**About this task:** An exact copy of all the entries is what is needed here.

**Study material:**
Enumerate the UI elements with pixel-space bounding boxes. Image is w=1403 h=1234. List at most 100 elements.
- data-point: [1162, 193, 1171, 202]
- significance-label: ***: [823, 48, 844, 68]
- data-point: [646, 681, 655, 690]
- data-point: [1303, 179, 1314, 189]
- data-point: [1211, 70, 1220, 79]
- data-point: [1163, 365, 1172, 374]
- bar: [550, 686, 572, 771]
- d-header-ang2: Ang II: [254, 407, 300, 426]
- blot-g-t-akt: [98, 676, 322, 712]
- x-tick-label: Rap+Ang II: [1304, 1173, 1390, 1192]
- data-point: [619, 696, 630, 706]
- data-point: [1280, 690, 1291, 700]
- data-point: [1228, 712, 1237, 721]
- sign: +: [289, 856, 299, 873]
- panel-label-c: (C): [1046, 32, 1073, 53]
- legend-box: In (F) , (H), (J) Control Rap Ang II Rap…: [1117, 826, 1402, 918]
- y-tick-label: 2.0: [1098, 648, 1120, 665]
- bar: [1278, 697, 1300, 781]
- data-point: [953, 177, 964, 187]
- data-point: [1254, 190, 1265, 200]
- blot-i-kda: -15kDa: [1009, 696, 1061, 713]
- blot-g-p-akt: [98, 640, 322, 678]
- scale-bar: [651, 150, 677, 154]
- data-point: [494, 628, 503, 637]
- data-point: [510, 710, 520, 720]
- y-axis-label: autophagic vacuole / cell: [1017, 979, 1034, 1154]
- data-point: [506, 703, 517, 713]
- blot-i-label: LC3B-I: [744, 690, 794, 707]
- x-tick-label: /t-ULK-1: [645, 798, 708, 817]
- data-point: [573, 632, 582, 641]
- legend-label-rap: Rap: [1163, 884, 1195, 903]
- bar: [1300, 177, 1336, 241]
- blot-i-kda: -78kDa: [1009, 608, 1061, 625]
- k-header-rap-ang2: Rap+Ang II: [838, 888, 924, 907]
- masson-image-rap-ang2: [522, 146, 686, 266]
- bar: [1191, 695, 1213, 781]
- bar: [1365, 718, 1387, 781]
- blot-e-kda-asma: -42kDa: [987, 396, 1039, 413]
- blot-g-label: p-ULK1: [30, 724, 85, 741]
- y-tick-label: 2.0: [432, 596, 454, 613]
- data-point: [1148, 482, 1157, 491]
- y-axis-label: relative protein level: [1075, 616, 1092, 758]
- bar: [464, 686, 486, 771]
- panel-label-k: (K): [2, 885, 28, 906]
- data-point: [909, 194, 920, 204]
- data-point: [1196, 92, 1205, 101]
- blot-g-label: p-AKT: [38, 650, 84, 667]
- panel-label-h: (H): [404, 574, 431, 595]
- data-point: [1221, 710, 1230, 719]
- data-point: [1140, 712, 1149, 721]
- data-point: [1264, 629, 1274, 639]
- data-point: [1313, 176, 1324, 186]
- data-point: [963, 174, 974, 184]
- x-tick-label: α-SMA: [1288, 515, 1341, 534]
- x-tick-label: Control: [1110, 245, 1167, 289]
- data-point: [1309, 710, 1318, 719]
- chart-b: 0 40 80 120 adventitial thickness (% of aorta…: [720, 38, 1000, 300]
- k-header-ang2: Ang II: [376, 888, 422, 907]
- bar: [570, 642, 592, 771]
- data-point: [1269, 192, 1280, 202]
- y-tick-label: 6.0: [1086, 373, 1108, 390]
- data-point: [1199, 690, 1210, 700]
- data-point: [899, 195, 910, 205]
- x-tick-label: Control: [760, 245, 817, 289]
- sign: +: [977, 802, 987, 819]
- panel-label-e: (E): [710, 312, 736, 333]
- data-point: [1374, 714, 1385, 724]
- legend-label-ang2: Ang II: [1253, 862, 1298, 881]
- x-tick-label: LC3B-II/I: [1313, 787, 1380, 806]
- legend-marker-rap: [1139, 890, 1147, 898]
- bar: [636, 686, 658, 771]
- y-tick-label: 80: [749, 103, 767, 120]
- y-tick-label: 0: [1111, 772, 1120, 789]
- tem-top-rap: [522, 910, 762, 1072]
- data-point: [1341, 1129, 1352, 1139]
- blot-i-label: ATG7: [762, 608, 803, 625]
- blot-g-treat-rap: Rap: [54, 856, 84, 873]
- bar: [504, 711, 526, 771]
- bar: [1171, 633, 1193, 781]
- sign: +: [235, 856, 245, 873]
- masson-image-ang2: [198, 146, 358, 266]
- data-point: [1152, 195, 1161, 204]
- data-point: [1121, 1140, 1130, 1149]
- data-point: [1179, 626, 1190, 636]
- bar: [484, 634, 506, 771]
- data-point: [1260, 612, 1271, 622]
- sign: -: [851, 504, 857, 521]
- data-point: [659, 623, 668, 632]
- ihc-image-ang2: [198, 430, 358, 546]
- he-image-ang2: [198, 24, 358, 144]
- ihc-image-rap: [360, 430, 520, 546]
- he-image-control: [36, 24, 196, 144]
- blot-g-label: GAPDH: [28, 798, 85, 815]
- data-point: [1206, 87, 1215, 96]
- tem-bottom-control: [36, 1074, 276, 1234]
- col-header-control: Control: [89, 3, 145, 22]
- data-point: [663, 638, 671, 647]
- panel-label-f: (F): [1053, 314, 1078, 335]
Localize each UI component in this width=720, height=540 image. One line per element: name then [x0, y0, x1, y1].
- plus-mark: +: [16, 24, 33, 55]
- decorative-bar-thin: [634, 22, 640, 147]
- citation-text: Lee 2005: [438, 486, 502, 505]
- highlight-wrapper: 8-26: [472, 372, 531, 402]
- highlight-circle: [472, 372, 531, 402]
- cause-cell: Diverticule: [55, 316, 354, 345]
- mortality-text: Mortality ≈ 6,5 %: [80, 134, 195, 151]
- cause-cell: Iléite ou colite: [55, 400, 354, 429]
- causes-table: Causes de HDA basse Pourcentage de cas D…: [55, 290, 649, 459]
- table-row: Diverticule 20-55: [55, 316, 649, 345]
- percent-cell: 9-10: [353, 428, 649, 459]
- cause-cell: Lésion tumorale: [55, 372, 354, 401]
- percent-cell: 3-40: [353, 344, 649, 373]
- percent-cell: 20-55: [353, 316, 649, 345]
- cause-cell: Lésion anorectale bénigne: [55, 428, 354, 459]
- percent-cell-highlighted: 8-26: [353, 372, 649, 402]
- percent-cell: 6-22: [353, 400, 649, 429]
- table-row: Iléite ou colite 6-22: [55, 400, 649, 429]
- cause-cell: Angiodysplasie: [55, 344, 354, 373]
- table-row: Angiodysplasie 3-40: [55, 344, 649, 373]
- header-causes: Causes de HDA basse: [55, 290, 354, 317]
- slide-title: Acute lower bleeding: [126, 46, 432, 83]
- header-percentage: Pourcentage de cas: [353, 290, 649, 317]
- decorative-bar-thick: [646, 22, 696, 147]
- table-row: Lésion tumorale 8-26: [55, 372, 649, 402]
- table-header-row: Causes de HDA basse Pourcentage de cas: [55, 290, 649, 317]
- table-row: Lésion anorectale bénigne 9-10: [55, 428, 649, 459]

**Result:**
Enumerate the UI elements with pixel-space bounding boxes. Image is w=1403 h=1234. List at most 100 elements.
- data-point: [1162, 193, 1171, 202]
- significance-label: ***: [823, 48, 844, 68]
- data-point: [646, 681, 655, 690]
- data-point: [1303, 179, 1314, 189]
- data-point: [1211, 70, 1220, 79]
- data-point: [1163, 365, 1172, 374]
- bar: [550, 686, 572, 771]
- d-header-ang2: Ang II: [254, 407, 300, 426]
- blot-g-t-akt: [98, 676, 322, 712]
- x-tick-label: Rap+Ang II: [1304, 1173, 1390, 1192]
- data-point: [619, 696, 630, 706]
- data-point: [1280, 690, 1291, 700]
- data-point: [1228, 712, 1237, 721]
- sign: +: [289, 856, 299, 873]
- panel-label-c: (C): [1046, 32, 1073, 53]
- legend-box: In (F) , (H), (J) Control Rap Ang II Rap…: [1117, 826, 1402, 918]
- y-tick-label: 2.0: [1098, 648, 1120, 665]
- bar: [1278, 697, 1300, 781]
- data-point: [953, 177, 964, 187]
- data-point: [1254, 190, 1265, 200]
- blot-i-kda: -15kDa: [1009, 696, 1061, 713]
- blot-g-p-akt: [98, 640, 322, 678]
- scale-bar: [651, 150, 677, 154]
- data-point: [494, 628, 503, 637]
- data-point: [510, 710, 520, 720]
- y-axis-label: autophagic vacuole / cell: [1017, 979, 1034, 1154]
- data-point: [506, 703, 517, 713]
- blot-i-label: LC3B-I: [744, 690, 794, 707]
- x-tick-label: /t-ULK-1: [645, 798, 708, 817]
- data-point: [573, 632, 582, 641]
- legend-label-rap: Rap: [1163, 884, 1195, 903]
- bar: [1300, 177, 1336, 241]
- blot-i-kda: -78kDa: [1009, 608, 1061, 625]
- k-header-rap-ang2: Rap+Ang II: [838, 888, 924, 907]
- masson-image-rap-ang2: [522, 146, 686, 266]
- bar: [1191, 695, 1213, 781]
- bar: [1365, 718, 1387, 781]
- blot-e-kda-asma: -42kDa: [987, 396, 1039, 413]
- blot-g-label: p-ULK1: [30, 724, 85, 741]
- y-tick-label: 2.0: [432, 596, 454, 613]
- data-point: [1148, 482, 1157, 491]
- y-axis-label: relative protein level: [1075, 616, 1092, 758]
- bar: [464, 686, 486, 771]
- panel-label-k: (K): [2, 885, 28, 906]
- data-point: [909, 194, 920, 204]
- data-point: [1196, 92, 1205, 101]
- blot-g-label: p-AKT: [38, 650, 84, 667]
- panel-label-h: (H): [404, 574, 431, 595]
- data-point: [1221, 710, 1230, 719]
- data-point: [1140, 712, 1149, 721]
- data-point: [1264, 629, 1274, 639]
- data-point: [1313, 176, 1324, 186]
- data-point: [963, 174, 974, 184]
- x-tick-label: α-SMA: [1288, 515, 1341, 534]
- x-tick-label: Control: [1110, 245, 1167, 289]
- data-point: [1309, 710, 1318, 719]
- chart-b: 0 40 80 120 adventitial thickness (% of aorta…: [720, 38, 1000, 300]
- k-header-ang2: Ang II: [376, 888, 422, 907]
- bar: [570, 642, 592, 771]
- data-point: [1269, 192, 1280, 202]
- y-tick-label: 6.0: [1086, 373, 1108, 390]
- data-point: [1199, 690, 1210, 700]
- data-point: [899, 195, 910, 205]
- x-tick-label: Control: [760, 245, 817, 289]
- sign: +: [977, 802, 987, 819]
- panel-label-e: (E): [710, 312, 736, 333]
- data-point: [1374, 714, 1385, 724]
- legend-label-ang2: Ang II: [1253, 862, 1298, 881]
- x-tick-label: LC3B-II/I: [1313, 787, 1380, 806]
- legend-marker-rap: [1139, 890, 1147, 898]
- bar: [636, 686, 658, 771]
- y-tick-label: 80: [749, 103, 767, 120]
- y-tick-label: 0: [1111, 772, 1120, 789]
- tem-top-rap: [522, 910, 762, 1072]
- data-point: [1341, 1129, 1352, 1139]
- blot-i-label: ATG7: [762, 608, 803, 625]
- blot-g-treat-rap: Rap: [54, 856, 84, 873]
- bar: [504, 711, 526, 771]
- bar: [1171, 633, 1193, 781]
- sign: +: [235, 856, 245, 873]
- masson-image-ang2: [198, 146, 358, 266]
- data-point: [1152, 195, 1161, 204]
- data-point: [1121, 1140, 1130, 1149]
- data-point: [1179, 626, 1190, 636]
- bar: [484, 634, 506, 771]
- data-point: [1260, 612, 1271, 622]
- sign: -: [851, 504, 857, 521]
- data-point: [659, 623, 668, 632]
- ihc-image-ang2: [198, 430, 358, 546]
- he-image-ang2: [198, 24, 358, 144]
- ihc-image-rap: [360, 430, 520, 546]
- he-image-control: [36, 24, 196, 144]
- blot-g-label: GAPDH: [28, 798, 85, 815]
- data-point: [1206, 87, 1215, 96]
- tem-bottom-control: [36, 1074, 276, 1234]
- col-header-control: Control: [89, 3, 145, 22]
- data-point: [663, 638, 671, 647]
- panel-label-f: (F): [1053, 314, 1078, 335]
Localize each UI component in this width=720, height=540 image. One line per element: name then [x0, y0, x1, y1].
- plus-mark: +: [16, 24, 33, 55]
- decorative-bar-thin: [634, 22, 640, 147]
- citation-text: Lee 2005: [438, 486, 502, 505]
- highlight-wrapper: 8-26: [472, 372, 531, 402]
- highlight-circle: [472, 372, 531, 402]
- cause-cell: Diverticule: [55, 316, 354, 345]
- mortality-text: Mortality ≈ 6,5 %: [80, 134, 195, 151]
- cause-cell: Iléite ou colite: [55, 400, 354, 429]
- causes-table: Causes de HDA basse Pourcentage de cas D…: [55, 290, 649, 459]
- table-row: Diverticule 20-55: [55, 316, 649, 345]
- percent-cell: 9-10: [353, 428, 649, 459]
- cause-cell: Lésion tumorale: [55, 372, 354, 401]
- percent-cell: 3-40: [353, 344, 649, 373]
- percent-cell: 20-55: [353, 316, 649, 345]
- cause-cell: Lésion anorectale bénigne: [55, 428, 354, 459]
- percent-cell-highlighted: 8-26: [353, 372, 649, 402]
- percent-cell: 6-22: [353, 400, 649, 429]
- table-row: Iléite ou colite 6-22: [55, 400, 649, 429]
- cause-cell: Angiodysplasie: [55, 344, 354, 373]
- table-row: Angiodysplasie 3-40: [55, 344, 649, 373]
- header-causes: Causes de HDA basse: [55, 290, 354, 317]
- slide-title: Acute lower bleeding: [126, 46, 432, 83]
- header-percentage: Pourcentage de cas: [353, 290, 649, 317]
- decorative-bar-thick: [646, 22, 696, 147]
- table-row: Lésion tumorale 8-26: [55, 372, 649, 402]
- table-header-row: Causes de HDA basse Pourcentage de cas: [55, 290, 649, 317]
- table-row: Lésion anorectale bénigne 9-10: [55, 428, 649, 459]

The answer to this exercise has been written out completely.